:: Given instruction ::
List every line in the listing below that contains the string "marker", copying each line in full.

══════

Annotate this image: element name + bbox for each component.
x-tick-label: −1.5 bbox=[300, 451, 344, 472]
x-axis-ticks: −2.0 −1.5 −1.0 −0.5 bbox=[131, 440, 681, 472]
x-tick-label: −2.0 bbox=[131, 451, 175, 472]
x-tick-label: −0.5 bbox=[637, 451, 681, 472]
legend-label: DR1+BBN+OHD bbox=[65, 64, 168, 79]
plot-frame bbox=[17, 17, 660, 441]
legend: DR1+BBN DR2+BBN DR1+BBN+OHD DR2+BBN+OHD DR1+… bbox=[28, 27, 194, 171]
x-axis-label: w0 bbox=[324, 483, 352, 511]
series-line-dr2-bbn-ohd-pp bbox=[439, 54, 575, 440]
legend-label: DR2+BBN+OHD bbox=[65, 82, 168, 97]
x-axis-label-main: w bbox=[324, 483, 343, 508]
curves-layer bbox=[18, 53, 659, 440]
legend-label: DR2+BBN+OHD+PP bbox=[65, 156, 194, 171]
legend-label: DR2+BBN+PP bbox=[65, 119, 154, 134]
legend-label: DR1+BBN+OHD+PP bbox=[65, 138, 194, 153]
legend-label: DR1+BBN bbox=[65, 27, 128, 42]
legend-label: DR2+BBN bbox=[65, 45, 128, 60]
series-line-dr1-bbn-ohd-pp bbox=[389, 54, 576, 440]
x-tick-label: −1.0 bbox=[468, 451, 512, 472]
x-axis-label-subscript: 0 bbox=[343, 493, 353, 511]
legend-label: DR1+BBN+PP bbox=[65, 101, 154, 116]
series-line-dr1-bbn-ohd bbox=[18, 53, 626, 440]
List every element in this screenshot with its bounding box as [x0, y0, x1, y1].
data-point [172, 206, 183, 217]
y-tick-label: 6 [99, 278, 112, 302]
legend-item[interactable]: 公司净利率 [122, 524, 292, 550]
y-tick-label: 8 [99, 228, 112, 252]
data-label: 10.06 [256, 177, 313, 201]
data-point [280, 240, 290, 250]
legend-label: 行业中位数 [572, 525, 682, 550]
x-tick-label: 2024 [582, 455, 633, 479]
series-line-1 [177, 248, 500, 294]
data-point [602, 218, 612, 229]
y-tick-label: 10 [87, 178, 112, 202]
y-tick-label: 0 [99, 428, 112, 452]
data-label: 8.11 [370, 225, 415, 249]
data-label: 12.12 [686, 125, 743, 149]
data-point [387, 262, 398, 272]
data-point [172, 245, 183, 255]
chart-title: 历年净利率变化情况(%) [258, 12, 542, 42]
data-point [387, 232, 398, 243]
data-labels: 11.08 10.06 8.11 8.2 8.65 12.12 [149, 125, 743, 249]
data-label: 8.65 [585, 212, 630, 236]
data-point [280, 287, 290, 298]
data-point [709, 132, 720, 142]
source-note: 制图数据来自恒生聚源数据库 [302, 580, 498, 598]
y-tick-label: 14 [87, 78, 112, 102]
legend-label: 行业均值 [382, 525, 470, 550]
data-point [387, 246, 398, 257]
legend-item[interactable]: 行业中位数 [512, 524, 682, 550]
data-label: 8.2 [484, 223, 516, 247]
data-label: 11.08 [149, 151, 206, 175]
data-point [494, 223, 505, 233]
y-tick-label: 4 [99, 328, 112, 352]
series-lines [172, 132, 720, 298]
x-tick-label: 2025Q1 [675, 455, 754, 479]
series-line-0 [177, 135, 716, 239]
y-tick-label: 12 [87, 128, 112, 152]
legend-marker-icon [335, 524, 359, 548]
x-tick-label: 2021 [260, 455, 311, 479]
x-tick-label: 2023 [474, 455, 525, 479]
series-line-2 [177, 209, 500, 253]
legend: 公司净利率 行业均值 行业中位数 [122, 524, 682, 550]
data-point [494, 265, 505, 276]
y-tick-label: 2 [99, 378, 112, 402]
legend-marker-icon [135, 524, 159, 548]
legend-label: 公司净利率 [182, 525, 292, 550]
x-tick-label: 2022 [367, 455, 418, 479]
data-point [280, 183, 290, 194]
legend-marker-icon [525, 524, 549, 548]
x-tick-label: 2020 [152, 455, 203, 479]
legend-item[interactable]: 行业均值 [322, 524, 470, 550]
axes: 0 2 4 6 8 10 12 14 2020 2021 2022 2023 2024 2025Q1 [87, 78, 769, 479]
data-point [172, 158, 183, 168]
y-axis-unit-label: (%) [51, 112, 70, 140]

══════

:: Result for this exercise ::
legend-marker-icon [335, 524, 359, 548]
legend-marker-icon [135, 524, 159, 548]
legend-marker-icon [525, 524, 549, 548]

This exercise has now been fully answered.